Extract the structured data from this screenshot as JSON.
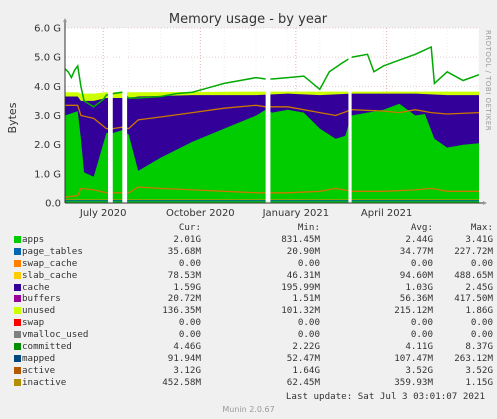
{
  "chart_data": {
    "type": "area",
    "title": "Memory usage - by year",
    "ylabel": "Bytes",
    "side_label": "RRDTOOL / TOBI OETIKER",
    "ylim": [
      0,
      6.0
    ],
    "y_ticks": [
      "0.0",
      "1.0 G",
      "2.0 G",
      "3.0 G",
      "4.0 G",
      "5.0 G",
      "6.0 G"
    ],
    "y_tick_values": [
      0,
      1,
      2,
      3,
      4,
      5,
      6
    ],
    "x_ticks": [
      "July 2020",
      "October 2020",
      "January 2021",
      "April 2021"
    ],
    "x_tick_values": [
      1.2,
      4.25,
      7.25,
      10.1
    ],
    "xlim": [
      0,
      13
    ],
    "gaps": [
      [
        1.35,
        1.5
      ],
      [
        1.8,
        1.95
      ],
      [
        6.3,
        6.45
      ],
      [
        8.9,
        9.0
      ]
    ],
    "series": [
      {
        "name": "apps",
        "color": "#00cc00",
        "points": [
          [
            0,
            3.0
          ],
          [
            0.4,
            3.15
          ],
          [
            0.5,
            2.2
          ],
          [
            0.6,
            1.05
          ],
          [
            0.9,
            0.9
          ],
          [
            1.3,
            2.4
          ],
          [
            1.5,
            2.4
          ],
          [
            1.8,
            2.5
          ],
          [
            2.0,
            2.35
          ],
          [
            2.3,
            1.1
          ],
          [
            3.0,
            1.55
          ],
          [
            4.0,
            2.1
          ],
          [
            5.0,
            2.55
          ],
          [
            6.0,
            3.0
          ],
          [
            6.3,
            3.2
          ],
          [
            6.5,
            3.1
          ],
          [
            7.0,
            3.2
          ],
          [
            7.5,
            3.1
          ],
          [
            8.0,
            2.55
          ],
          [
            8.5,
            2.2
          ],
          [
            8.8,
            2.3
          ],
          [
            9.0,
            3.0
          ],
          [
            9.5,
            3.1
          ],
          [
            10.0,
            3.2
          ],
          [
            10.5,
            3.4
          ],
          [
            11.0,
            3.0
          ],
          [
            11.3,
            3.05
          ],
          [
            11.6,
            2.2
          ],
          [
            12.0,
            1.9
          ],
          [
            12.5,
            2.0
          ],
          [
            13.0,
            2.05
          ]
        ]
      },
      {
        "name": "cache",
        "color": "#330099",
        "points": [
          [
            0,
            3.65
          ],
          [
            0.4,
            3.65
          ],
          [
            0.5,
            3.5
          ],
          [
            0.9,
            3.5
          ],
          [
            1.3,
            3.6
          ],
          [
            1.5,
            3.6
          ],
          [
            1.8,
            3.6
          ],
          [
            2.0,
            3.6
          ],
          [
            2.3,
            3.65
          ],
          [
            4.0,
            3.7
          ],
          [
            6.0,
            3.7
          ],
          [
            7.0,
            3.75
          ],
          [
            8.0,
            3.7
          ],
          [
            9.0,
            3.75
          ],
          [
            10.0,
            3.75
          ],
          [
            11.0,
            3.75
          ],
          [
            12.0,
            3.7
          ],
          [
            13.0,
            3.7
          ]
        ]
      },
      {
        "name": "unused",
        "color": "#ccff00",
        "points": [
          [
            0,
            3.8
          ],
          [
            0.4,
            3.8
          ],
          [
            0.5,
            3.75
          ],
          [
            0.9,
            3.75
          ],
          [
            1.3,
            3.8
          ],
          [
            2.3,
            3.8
          ],
          [
            6.0,
            3.82
          ],
          [
            13.0,
            3.82
          ]
        ]
      },
      {
        "name": "committed",
        "color": "#00aa00",
        "points": [
          [
            0,
            4.6
          ],
          [
            0.1,
            4.5
          ],
          [
            0.2,
            4.3
          ],
          [
            0.3,
            4.55
          ],
          [
            0.4,
            4.7
          ],
          [
            0.5,
            4.0
          ],
          [
            0.6,
            3.5
          ],
          [
            0.9,
            3.3
          ],
          [
            1.2,
            3.55
          ],
          [
            1.3,
            3.7
          ],
          [
            1.5,
            3.75
          ],
          [
            1.8,
            3.8
          ],
          [
            2.0,
            3.6
          ],
          [
            2.3,
            3.6
          ],
          [
            3.0,
            3.65
          ],
          [
            3.5,
            3.75
          ],
          [
            4.0,
            3.8
          ],
          [
            4.5,
            3.95
          ],
          [
            5.0,
            4.1
          ],
          [
            5.5,
            4.2
          ],
          [
            6.0,
            4.3
          ],
          [
            6.3,
            4.25
          ],
          [
            6.5,
            4.25
          ],
          [
            7.0,
            4.3
          ],
          [
            7.5,
            4.35
          ],
          [
            8.0,
            3.9
          ],
          [
            8.3,
            4.5
          ],
          [
            8.7,
            4.8
          ],
          [
            9.0,
            5.0
          ],
          [
            9.5,
            5.1
          ],
          [
            9.7,
            4.5
          ],
          [
            10.0,
            4.7
          ],
          [
            10.5,
            4.9
          ],
          [
            11.0,
            5.1
          ],
          [
            11.3,
            5.25
          ],
          [
            11.5,
            5.35
          ],
          [
            11.6,
            4.1
          ],
          [
            12.0,
            4.5
          ],
          [
            12.5,
            4.2
          ],
          [
            13.0,
            4.4
          ]
        ]
      },
      {
        "name": "active",
        "color": "#cc7700",
        "points": [
          [
            0,
            3.35
          ],
          [
            0.4,
            3.35
          ],
          [
            0.5,
            3.0
          ],
          [
            0.9,
            2.9
          ],
          [
            1.3,
            2.55
          ],
          [
            1.5,
            2.55
          ],
          [
            1.8,
            2.6
          ],
          [
            2.0,
            2.55
          ],
          [
            2.3,
            2.85
          ],
          [
            3.0,
            2.95
          ],
          [
            4.0,
            3.1
          ],
          [
            5.0,
            3.25
          ],
          [
            6.0,
            3.35
          ],
          [
            6.3,
            3.3
          ],
          [
            7.0,
            3.3
          ],
          [
            8.0,
            3.1
          ],
          [
            8.5,
            3.0
          ],
          [
            9.0,
            3.2
          ],
          [
            10.0,
            3.15
          ],
          [
            10.5,
            3.1
          ],
          [
            11.0,
            3.2
          ],
          [
            11.5,
            3.1
          ],
          [
            12.0,
            3.05
          ],
          [
            13.0,
            3.1
          ]
        ]
      },
      {
        "name": "inactive",
        "color": "#cc7700",
        "points": [
          [
            0,
            0.2
          ],
          [
            0.4,
            0.25
          ],
          [
            0.5,
            0.5
          ],
          [
            0.9,
            0.45
          ],
          [
            1.3,
            0.35
          ],
          [
            1.5,
            0.35
          ],
          [
            2.0,
            0.35
          ],
          [
            2.3,
            0.55
          ],
          [
            3.0,
            0.5
          ],
          [
            4.0,
            0.45
          ],
          [
            5.0,
            0.4
          ],
          [
            6.0,
            0.35
          ],
          [
            7.0,
            0.35
          ],
          [
            8.0,
            0.4
          ],
          [
            8.5,
            0.5
          ],
          [
            9.0,
            0.4
          ],
          [
            10.0,
            0.4
          ],
          [
            11.0,
            0.45
          ],
          [
            11.5,
            0.5
          ],
          [
            12.0,
            0.4
          ],
          [
            13.0,
            0.4
          ]
        ]
      },
      {
        "name": "swap_cache",
        "color": "#ff8800",
        "points": [
          [
            0,
            0.1
          ],
          [
            13.0,
            0.1
          ]
        ]
      },
      {
        "name": "mapped",
        "color": "#007777",
        "points": [
          [
            0,
            0.08
          ],
          [
            13.0,
            0.08
          ]
        ]
      }
    ]
  },
  "legend": {
    "headers": {
      "cur": "Cur:",
      "min": "Min:",
      "avg": "Avg:",
      "max": "Max:"
    },
    "rows": [
      {
        "name": "apps",
        "color": "#00cc00",
        "cur": "2.01G",
        "min": "831.45M",
        "avg": "2.44G",
        "max": "3.41G"
      },
      {
        "name": "page_tables",
        "color": "#0066b3",
        "cur": "35.68M",
        "min": "20.90M",
        "avg": "34.77M",
        "max": "227.72M"
      },
      {
        "name": "swap_cache",
        "color": "#ff8000",
        "cur": "0.00",
        "min": "0.00",
        "avg": "0.00",
        "max": "0.00"
      },
      {
        "name": "slab_cache",
        "color": "#ffcc00",
        "cur": "78.53M",
        "min": "46.31M",
        "avg": "94.60M",
        "max": "488.65M"
      },
      {
        "name": "cache",
        "color": "#330099",
        "cur": "1.59G",
        "min": "195.99M",
        "avg": "1.03G",
        "max": "2.45G"
      },
      {
        "name": "buffers",
        "color": "#990099",
        "cur": "20.72M",
        "min": "1.51M",
        "avg": "56.36M",
        "max": "417.50M"
      },
      {
        "name": "unused",
        "color": "#ccff00",
        "cur": "136.35M",
        "min": "101.32M",
        "avg": "215.12M",
        "max": "1.86G"
      },
      {
        "name": "swap",
        "color": "#ff0000",
        "cur": "0.00",
        "min": "0.00",
        "avg": "0.00",
        "max": "0.00"
      },
      {
        "name": "vmalloc_used",
        "color": "#808080",
        "cur": "0.00",
        "min": "0.00",
        "avg": "0.00",
        "max": "0.00"
      },
      {
        "name": "committed",
        "color": "#008f00",
        "cur": "4.46G",
        "min": "2.22G",
        "avg": "4.11G",
        "max": "8.37G"
      },
      {
        "name": "mapped",
        "color": "#00487d",
        "cur": "91.94M",
        "min": "52.47M",
        "avg": "107.47M",
        "max": "263.12M"
      },
      {
        "name": "active",
        "color": "#b35a00",
        "cur": "3.12G",
        "min": "1.64G",
        "avg": "3.52G",
        "max": "3.52G"
      },
      {
        "name": "inactive",
        "color": "#b38f00",
        "cur": "452.58M",
        "min": "62.45M",
        "avg": "359.93M",
        "max": "1.15G"
      }
    ]
  },
  "footer": {
    "last_update": "Last update: Sat Jul  3 03:01:07 2021",
    "munin": "Munin 2.0.67"
  }
}
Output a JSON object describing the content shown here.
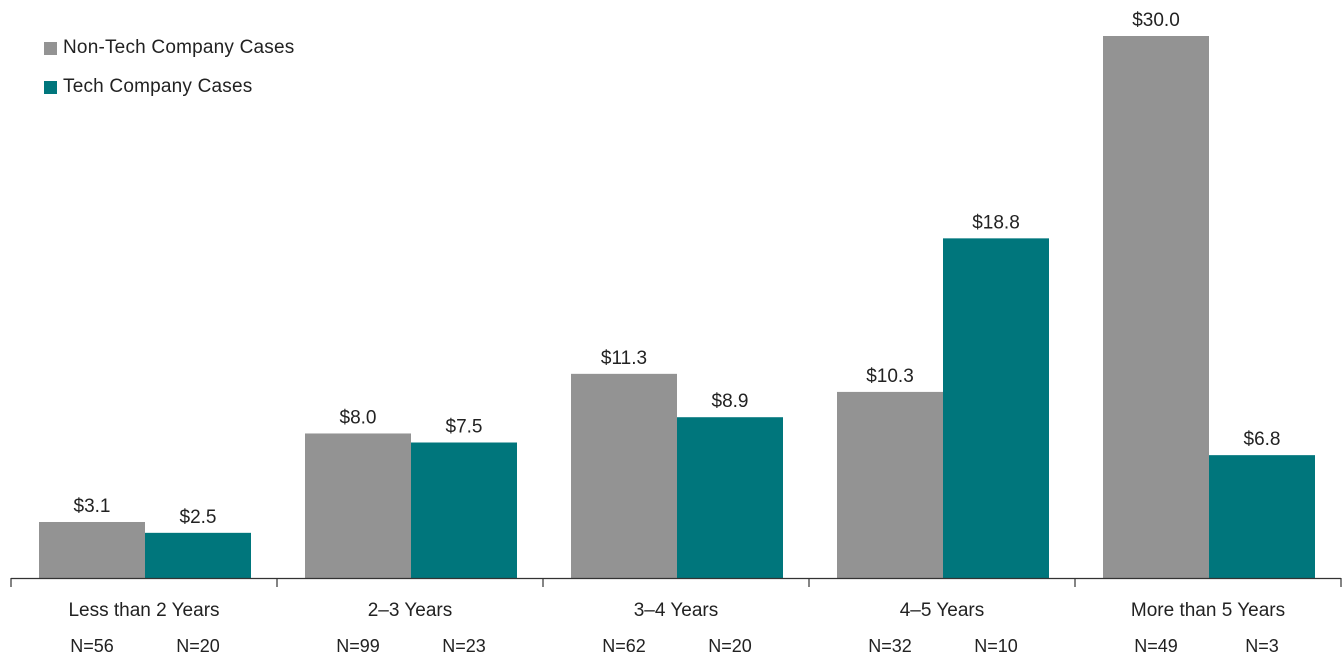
{
  "chart_data": {
    "type": "bar",
    "categories": [
      "Less than 2 Years",
      "2–3 Years",
      "3–4 Years",
      "4–5 Years",
      "More than 5 Years"
    ],
    "series": [
      {
        "name": "Non-Tech Company Cases",
        "values": [
          3.1,
          8.0,
          11.3,
          10.3,
          30.0
        ],
        "labels": [
          "$3.1",
          "$8.0",
          "$11.3",
          "$10.3",
          "$30.0"
        ],
        "n_labels": [
          "N=56",
          "N=99",
          "N=62",
          "N=32",
          "N=49"
        ],
        "color": "#939393"
      },
      {
        "name": "Tech Company Cases",
        "values": [
          2.5,
          7.5,
          8.9,
          18.8,
          6.8
        ],
        "labels": [
          "$2.5",
          "$7.5",
          "$8.9",
          "$18.8",
          "$6.8"
        ],
        "n_labels": [
          "N=20",
          "N=23",
          "N=20",
          "N=10",
          "N=3"
        ],
        "color": "#00767C"
      }
    ],
    "ylim": [
      0,
      30
    ],
    "grid": false,
    "legend_position": "top-left",
    "title": "",
    "xlabel": "",
    "ylabel": ""
  }
}
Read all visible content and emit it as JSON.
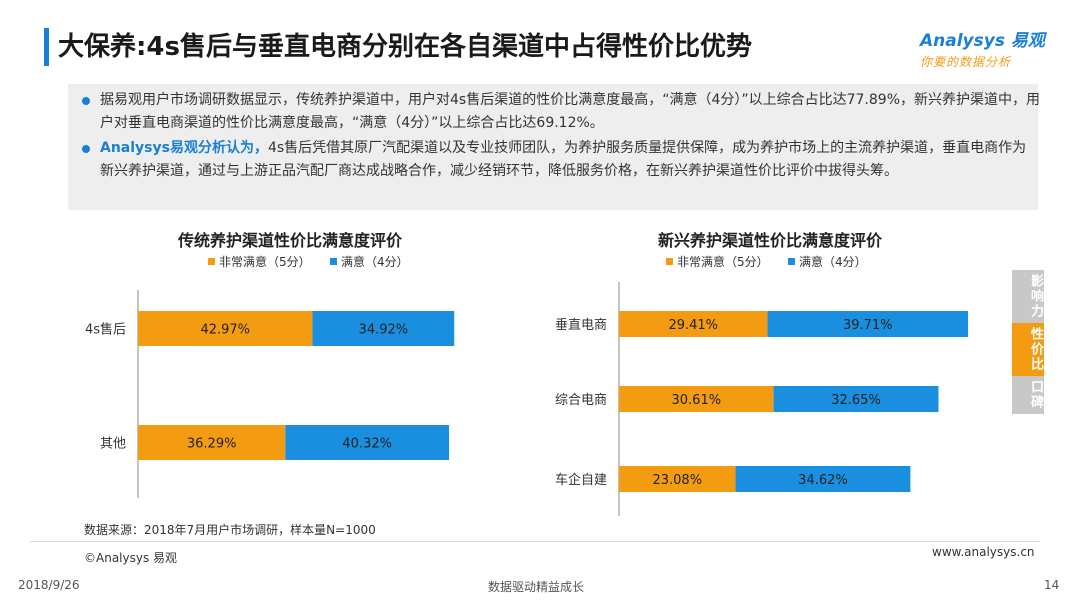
{
  "header": {
    "title": "大保养:4s售后与垂直电商分别在各自渠道中占得性价比优势",
    "logo_main": "Analysys 易观",
    "logo_sub": "你要的数据分析"
  },
  "summary": {
    "bullet1": "据易观用户市场调研数据显示，传统养护渠道中，用户对4s售后渠道的性价比满意度最高，“满意（4分）”以上综合占比达77.89%，新兴养护渠道中，用户对垂直电商渠道的性价比满意度最高，“满意（4分）”以上综合占比达69.12%。",
    "bullet2_em": "Analysys易观分析认为，",
    "bullet2_rest": "4s售后凭借其原厂汽配渠道以及专业技师团队，为养护服务质量提供保障，成为养护市场上的主流养护渠道，垂直电商作为新兴养护渠道，通过与上游正品汽配厂商达成战略合作，减少经销环节，降低服务价格，在新兴养护渠道性价比评价中拔得头筹。"
  },
  "side_tabs": [
    {
      "label": "影响力",
      "active": false
    },
    {
      "label": "性价比",
      "active": true
    },
    {
      "label": "口碑",
      "active": false
    }
  ],
  "colors": {
    "orange": "#f39c12",
    "blue": "#1a8fe0",
    "tab_inactive": "#c8c8c8"
  },
  "chart_data": [
    {
      "type": "bar",
      "stacked": true,
      "orientation": "horizontal",
      "title": "传统养护渠道性价比满意度评价",
      "categories": [
        "4s售后",
        "其他"
      ],
      "series": [
        {
          "name": "非常满意（5分）",
          "values": [
            42.97,
            36.29
          ]
        },
        {
          "name": "满意（4分）",
          "values": [
            34.92,
            40.32
          ]
        }
      ],
      "labels": [
        [
          "42.97%",
          "34.92%"
        ],
        [
          "36.29%",
          "40.32%"
        ]
      ]
    },
    {
      "type": "bar",
      "stacked": true,
      "orientation": "horizontal",
      "title": "新兴养护渠道性价比满意度评价",
      "categories": [
        "垂直电商",
        "综合电商",
        "车企自建"
      ],
      "series": [
        {
          "name": "非常满意（5分）",
          "values": [
            29.41,
            30.61,
            23.08
          ]
        },
        {
          "name": "满意（4分）",
          "values": [
            39.71,
            32.65,
            34.62
          ]
        }
      ],
      "labels": [
        [
          "29.41%",
          "39.71%"
        ],
        [
          "30.61%",
          "32.65%"
        ],
        [
          "23.08%",
          "34.62%"
        ]
      ]
    }
  ],
  "footer": {
    "source": "数据来源：2018年7月用户市场调研，样本量N=1000",
    "copyright": "©Analysys 易观",
    "website": "www.analysys.cn",
    "date": "2018/9/26",
    "slogan": "数据驱动精益成长",
    "page": "14"
  }
}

→ What you are asked to do
Find every line in the records above that contains the word "Years", and copy each one.

→ The completed task
      "Less than 2 Years",
      "2–3 Years",
      "3–4 Years",
      "4–5 Years",
      "More than 5 Years"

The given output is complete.